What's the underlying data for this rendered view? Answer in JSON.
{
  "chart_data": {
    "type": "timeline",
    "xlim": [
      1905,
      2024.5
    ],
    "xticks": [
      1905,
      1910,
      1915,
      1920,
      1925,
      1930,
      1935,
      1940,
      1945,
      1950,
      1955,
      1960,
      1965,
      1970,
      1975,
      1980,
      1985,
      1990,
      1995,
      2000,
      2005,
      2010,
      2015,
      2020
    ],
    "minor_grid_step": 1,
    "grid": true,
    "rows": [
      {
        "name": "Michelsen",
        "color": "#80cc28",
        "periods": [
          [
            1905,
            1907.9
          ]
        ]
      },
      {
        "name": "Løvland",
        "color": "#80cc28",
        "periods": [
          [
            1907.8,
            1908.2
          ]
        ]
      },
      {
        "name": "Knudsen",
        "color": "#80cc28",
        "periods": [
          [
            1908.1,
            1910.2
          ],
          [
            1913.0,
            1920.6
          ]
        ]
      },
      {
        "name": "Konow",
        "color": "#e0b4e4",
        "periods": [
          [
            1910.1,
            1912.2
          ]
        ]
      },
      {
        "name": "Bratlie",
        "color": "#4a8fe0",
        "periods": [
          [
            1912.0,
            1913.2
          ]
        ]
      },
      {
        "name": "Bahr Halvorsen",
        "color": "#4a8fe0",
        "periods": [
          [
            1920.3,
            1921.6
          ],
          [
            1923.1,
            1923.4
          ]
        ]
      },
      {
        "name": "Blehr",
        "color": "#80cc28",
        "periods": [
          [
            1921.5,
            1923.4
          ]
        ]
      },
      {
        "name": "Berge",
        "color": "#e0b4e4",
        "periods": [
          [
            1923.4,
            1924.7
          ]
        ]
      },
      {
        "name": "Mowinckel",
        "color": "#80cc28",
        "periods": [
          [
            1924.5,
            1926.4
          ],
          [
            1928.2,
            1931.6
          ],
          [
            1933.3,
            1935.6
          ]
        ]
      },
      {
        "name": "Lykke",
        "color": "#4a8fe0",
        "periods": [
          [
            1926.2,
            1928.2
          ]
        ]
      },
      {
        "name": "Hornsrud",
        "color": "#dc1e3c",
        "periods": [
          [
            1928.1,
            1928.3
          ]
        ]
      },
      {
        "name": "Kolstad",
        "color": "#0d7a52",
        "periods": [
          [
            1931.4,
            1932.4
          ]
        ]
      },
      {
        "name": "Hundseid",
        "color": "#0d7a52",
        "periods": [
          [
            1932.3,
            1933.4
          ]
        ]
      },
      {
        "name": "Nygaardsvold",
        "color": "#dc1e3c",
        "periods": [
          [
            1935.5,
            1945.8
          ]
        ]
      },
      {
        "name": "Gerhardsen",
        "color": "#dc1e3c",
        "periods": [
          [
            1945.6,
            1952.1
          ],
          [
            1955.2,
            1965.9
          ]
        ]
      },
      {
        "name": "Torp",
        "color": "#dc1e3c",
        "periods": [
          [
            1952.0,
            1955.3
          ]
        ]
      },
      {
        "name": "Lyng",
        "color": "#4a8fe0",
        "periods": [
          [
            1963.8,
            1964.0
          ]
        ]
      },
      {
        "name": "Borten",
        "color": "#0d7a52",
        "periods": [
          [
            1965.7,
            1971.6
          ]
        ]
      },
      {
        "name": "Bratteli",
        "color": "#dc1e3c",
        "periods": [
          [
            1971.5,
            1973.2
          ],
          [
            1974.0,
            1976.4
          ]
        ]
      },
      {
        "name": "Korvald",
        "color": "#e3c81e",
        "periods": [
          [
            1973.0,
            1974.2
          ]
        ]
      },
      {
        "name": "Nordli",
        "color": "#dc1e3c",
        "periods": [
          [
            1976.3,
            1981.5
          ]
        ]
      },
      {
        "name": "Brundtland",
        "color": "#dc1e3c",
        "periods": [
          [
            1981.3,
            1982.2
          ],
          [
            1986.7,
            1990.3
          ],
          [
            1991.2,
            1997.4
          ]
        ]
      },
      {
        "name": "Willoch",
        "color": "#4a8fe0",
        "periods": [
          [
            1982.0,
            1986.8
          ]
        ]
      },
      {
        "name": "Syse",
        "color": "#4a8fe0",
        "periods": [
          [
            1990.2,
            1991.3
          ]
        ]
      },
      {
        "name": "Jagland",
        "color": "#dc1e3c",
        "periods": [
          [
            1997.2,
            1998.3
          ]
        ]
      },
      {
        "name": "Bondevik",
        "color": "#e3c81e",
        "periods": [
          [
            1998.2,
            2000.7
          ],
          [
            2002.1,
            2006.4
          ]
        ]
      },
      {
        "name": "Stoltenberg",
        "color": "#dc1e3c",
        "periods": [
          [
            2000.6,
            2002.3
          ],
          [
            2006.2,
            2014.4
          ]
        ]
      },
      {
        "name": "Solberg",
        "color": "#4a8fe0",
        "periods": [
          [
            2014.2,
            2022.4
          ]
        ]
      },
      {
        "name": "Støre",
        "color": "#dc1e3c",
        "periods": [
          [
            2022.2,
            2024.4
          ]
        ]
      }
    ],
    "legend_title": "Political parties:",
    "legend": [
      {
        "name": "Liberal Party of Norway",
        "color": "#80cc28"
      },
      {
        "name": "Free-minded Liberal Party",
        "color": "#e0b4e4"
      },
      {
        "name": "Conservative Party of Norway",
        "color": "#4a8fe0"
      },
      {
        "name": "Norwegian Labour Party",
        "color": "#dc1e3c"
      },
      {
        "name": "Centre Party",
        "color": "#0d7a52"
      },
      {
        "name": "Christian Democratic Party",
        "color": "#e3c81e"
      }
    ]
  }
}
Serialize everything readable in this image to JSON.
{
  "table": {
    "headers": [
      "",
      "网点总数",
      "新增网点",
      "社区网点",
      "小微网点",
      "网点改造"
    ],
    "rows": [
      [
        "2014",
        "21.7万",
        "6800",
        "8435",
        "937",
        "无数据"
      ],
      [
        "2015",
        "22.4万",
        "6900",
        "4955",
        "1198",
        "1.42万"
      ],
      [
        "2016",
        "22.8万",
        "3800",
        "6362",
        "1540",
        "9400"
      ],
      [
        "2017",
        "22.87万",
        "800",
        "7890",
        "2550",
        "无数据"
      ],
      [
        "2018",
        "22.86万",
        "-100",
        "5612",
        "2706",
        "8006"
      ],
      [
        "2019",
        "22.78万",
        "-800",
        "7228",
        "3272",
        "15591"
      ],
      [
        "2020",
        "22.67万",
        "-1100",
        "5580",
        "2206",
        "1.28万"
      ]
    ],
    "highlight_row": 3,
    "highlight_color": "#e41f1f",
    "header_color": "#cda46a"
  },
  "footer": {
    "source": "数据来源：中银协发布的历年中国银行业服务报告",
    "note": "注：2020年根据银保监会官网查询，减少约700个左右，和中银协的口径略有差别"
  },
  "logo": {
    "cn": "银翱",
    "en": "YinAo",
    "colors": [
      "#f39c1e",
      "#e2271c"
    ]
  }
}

--------------------------------

Say how many lines contain "this", and give nothing but that number.

▶ **Finished answer**: 2